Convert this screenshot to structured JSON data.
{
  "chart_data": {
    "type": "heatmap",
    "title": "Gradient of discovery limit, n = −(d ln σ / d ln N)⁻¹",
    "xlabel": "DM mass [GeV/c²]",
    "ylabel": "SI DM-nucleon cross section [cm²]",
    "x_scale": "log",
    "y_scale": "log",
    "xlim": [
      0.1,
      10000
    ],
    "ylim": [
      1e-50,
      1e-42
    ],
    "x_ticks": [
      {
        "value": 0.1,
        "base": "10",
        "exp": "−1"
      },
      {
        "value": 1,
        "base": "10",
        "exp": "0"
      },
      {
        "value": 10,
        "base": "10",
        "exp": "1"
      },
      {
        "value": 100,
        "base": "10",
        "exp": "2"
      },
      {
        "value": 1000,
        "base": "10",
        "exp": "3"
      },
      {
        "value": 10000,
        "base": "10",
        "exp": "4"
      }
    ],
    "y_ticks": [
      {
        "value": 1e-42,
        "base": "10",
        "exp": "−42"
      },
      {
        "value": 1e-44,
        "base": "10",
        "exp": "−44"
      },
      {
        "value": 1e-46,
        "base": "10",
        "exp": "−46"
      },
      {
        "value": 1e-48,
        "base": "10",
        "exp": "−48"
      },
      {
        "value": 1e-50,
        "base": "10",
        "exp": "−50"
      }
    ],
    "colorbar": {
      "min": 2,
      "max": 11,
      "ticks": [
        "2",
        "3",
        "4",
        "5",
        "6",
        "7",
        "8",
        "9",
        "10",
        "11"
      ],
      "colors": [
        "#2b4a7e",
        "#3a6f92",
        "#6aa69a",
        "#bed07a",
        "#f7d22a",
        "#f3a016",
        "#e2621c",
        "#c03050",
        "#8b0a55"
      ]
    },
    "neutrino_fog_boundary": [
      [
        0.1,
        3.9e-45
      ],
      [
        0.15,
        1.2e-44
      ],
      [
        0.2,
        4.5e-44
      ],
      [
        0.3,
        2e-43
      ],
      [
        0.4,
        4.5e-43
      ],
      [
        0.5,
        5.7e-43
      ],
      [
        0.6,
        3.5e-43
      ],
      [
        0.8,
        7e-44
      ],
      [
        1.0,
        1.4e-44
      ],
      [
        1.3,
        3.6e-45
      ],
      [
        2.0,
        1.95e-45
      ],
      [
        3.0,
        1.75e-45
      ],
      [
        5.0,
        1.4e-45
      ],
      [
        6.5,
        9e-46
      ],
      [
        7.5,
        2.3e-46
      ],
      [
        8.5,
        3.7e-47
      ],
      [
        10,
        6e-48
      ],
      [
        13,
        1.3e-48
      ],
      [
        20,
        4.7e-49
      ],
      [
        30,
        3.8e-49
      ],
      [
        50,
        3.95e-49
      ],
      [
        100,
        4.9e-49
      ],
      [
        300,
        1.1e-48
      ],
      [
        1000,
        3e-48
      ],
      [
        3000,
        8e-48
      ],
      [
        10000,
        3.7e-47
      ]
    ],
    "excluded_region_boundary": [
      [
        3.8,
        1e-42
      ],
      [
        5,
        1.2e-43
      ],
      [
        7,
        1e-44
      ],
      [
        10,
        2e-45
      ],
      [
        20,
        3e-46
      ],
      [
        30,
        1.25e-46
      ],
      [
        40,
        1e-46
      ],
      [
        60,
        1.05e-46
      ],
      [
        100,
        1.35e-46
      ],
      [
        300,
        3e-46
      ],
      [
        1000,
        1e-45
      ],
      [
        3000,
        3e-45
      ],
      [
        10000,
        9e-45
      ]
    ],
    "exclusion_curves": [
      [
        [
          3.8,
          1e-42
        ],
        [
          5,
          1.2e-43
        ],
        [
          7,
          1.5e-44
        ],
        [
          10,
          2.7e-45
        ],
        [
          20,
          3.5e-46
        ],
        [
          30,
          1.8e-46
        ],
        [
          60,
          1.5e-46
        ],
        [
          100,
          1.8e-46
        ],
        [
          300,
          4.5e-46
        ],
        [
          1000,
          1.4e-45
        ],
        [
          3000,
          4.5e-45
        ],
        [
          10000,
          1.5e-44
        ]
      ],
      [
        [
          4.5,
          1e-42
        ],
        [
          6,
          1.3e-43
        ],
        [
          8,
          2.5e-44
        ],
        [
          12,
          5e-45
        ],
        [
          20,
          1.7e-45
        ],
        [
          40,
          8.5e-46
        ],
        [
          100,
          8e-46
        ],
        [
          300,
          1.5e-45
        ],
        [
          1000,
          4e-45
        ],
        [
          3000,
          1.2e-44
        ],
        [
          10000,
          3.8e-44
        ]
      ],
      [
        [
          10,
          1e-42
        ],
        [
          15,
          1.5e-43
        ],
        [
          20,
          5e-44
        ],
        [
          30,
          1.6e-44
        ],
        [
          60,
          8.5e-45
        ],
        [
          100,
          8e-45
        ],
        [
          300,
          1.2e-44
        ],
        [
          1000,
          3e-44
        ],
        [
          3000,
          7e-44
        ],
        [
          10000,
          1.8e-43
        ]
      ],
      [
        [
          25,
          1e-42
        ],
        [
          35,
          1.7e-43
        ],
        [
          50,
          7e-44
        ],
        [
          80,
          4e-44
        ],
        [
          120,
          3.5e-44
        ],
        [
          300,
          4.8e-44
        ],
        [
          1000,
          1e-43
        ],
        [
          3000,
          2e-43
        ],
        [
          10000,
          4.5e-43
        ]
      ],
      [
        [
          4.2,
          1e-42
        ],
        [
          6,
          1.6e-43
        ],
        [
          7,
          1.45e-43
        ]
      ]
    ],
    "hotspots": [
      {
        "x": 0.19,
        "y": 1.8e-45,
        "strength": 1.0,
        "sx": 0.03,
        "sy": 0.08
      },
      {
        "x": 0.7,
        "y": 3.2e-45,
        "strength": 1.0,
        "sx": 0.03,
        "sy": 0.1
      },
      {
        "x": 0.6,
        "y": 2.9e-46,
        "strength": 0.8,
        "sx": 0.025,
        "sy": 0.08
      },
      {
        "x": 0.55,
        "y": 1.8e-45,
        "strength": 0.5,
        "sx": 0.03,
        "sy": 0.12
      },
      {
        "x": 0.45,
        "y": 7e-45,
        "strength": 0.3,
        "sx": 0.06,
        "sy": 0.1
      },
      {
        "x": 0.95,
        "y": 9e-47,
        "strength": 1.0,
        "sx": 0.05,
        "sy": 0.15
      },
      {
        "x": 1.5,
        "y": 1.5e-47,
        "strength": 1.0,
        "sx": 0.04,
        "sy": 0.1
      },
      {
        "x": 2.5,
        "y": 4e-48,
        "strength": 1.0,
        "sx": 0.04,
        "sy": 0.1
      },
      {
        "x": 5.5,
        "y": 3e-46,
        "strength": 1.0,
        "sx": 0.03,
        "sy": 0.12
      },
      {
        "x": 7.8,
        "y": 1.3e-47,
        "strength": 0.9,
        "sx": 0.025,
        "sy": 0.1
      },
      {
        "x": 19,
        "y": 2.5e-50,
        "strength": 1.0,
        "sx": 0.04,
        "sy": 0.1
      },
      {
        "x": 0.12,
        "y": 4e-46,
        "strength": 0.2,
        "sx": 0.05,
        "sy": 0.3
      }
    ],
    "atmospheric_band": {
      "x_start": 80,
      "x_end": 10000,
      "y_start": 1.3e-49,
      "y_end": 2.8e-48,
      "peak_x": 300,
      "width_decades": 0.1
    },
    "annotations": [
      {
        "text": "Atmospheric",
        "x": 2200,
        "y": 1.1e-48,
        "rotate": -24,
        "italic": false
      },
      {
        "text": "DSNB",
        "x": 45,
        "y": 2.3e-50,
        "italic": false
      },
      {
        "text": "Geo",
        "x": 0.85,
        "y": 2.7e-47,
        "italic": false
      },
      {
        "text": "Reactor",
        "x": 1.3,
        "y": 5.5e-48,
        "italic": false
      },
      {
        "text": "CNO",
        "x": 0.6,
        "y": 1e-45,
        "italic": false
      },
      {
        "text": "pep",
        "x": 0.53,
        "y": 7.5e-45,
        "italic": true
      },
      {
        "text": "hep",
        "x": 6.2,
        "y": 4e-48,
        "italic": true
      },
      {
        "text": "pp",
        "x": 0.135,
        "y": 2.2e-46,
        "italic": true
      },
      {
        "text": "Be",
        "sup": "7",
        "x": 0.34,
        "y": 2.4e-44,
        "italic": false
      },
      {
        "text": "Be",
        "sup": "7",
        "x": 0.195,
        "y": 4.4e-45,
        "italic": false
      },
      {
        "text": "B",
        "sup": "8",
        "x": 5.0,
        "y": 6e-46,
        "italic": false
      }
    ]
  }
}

□ □ □ □ □ □ □

Pick out and copy every line that contains the word "text".

        "text": "Atmospheric",
        "text": "DSNB",
        "text": "Geo",
        "text": "Reactor",
        "text": "CNO",
        "text": "pep",
        "text": "hep",
        "text": "pp",
        "text": "Be",
        "text": "Be",
        "text": "B",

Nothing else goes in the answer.